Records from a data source
=======

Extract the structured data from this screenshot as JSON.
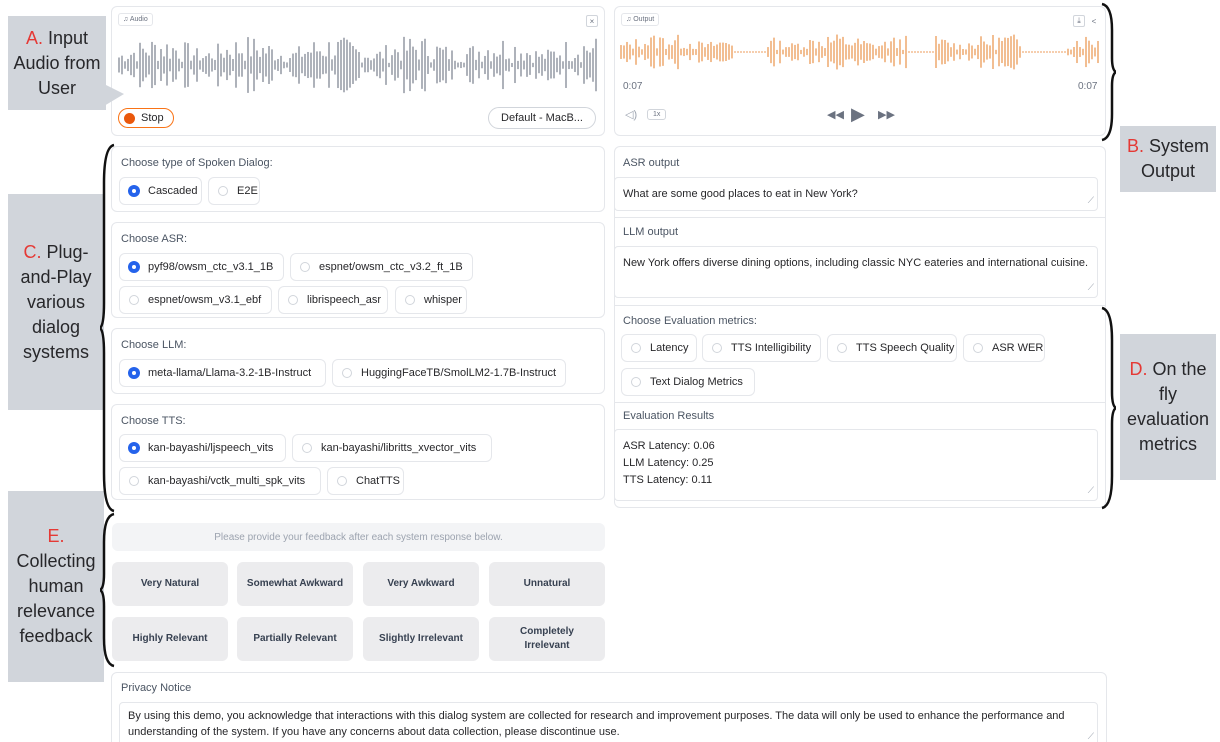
{
  "input_panel": {
    "tag": "Audio",
    "close_icon": "×",
    "stop_label": "Stop",
    "device_label": "Default - MacB..."
  },
  "output_panel": {
    "tag": "Output",
    "time_start": "0:07",
    "time_end": "0:07",
    "speed": "1x",
    "download_icon": "⤓",
    "share_icon": "<",
    "wave_color": "#e8883a"
  },
  "dialog_type": {
    "label": "Choose type of Spoken Dialog:",
    "options": [
      "Cascaded",
      "E2E"
    ],
    "selected": "Cascaded"
  },
  "asr": {
    "label": "Choose ASR:",
    "options": [
      "pyf98/owsm_ctc_v3.1_1B",
      "espnet/owsm_ctc_v3.2_ft_1B",
      "espnet/owsm_v3.1_ebf",
      "librispeech_asr",
      "whisper"
    ],
    "selected": "pyf98/owsm_ctc_v3.1_1B"
  },
  "llm": {
    "label": "Choose LLM:",
    "options": [
      "meta-llama/Llama-3.2-1B-Instruct",
      "HuggingFaceTB/SmolLM2-1.7B-Instruct"
    ],
    "selected": "meta-llama/Llama-3.2-1B-Instruct"
  },
  "tts": {
    "label": "Choose TTS:",
    "options": [
      "kan-bayashi/ljspeech_vits",
      "kan-bayashi/libritts_xvector_vits",
      "kan-bayashi/vctk_multi_spk_vits",
      "ChatTTS"
    ],
    "selected": "kan-bayashi/ljspeech_vits"
  },
  "asr_output": {
    "label": "ASR output",
    "value": "What are some good places to eat in New York?"
  },
  "llm_output": {
    "label": "LLM output",
    "value": "New York offers diverse dining options, including classic NYC eateries and international cuisine."
  },
  "metrics": {
    "label": "Choose Evaluation metrics:",
    "options": [
      "Latency",
      "TTS Intelligibility",
      "TTS Speech Quality",
      "ASR WER",
      "Text Dialog Metrics"
    ]
  },
  "results": {
    "label": "Evaluation Results",
    "lines": [
      "ASR Latency: 0.06",
      "LLM Latency: 0.25",
      "TTS Latency: 0.11"
    ]
  },
  "feedback": {
    "note": "Please provide your feedback after each system response below.",
    "row1": [
      "Very Natural",
      "Somewhat Awkward",
      "Very Awkward",
      "Unnatural"
    ],
    "row2": [
      "Highly Relevant",
      "Partially Relevant",
      "Slightly Irrelevant",
      "Completely Irrelevant"
    ]
  },
  "privacy": {
    "label": "Privacy Notice",
    "text": "By using this demo, you acknowledge that interactions with this dialog system are collected for research and improvement purposes. The data will only be used to enhance the performance and understanding of the system. If you have any concerns about data collection, please discontinue use."
  },
  "annotations": {
    "a": {
      "letter": "A.",
      "text": "Input Audio from User"
    },
    "b": {
      "letter": "B.",
      "text": "System Output"
    },
    "c": {
      "letter": "C.",
      "text": "Plug-and-Play various dialog systems"
    },
    "d": {
      "letter": "D.",
      "text": "On the fly evaluation metrics"
    },
    "e": {
      "letter": "E.",
      "text": "Collecting human relevance feedback"
    }
  }
}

=======

### Required task
Compute how many lines include the string "feedback", then give that number by itself.

### Task answer
3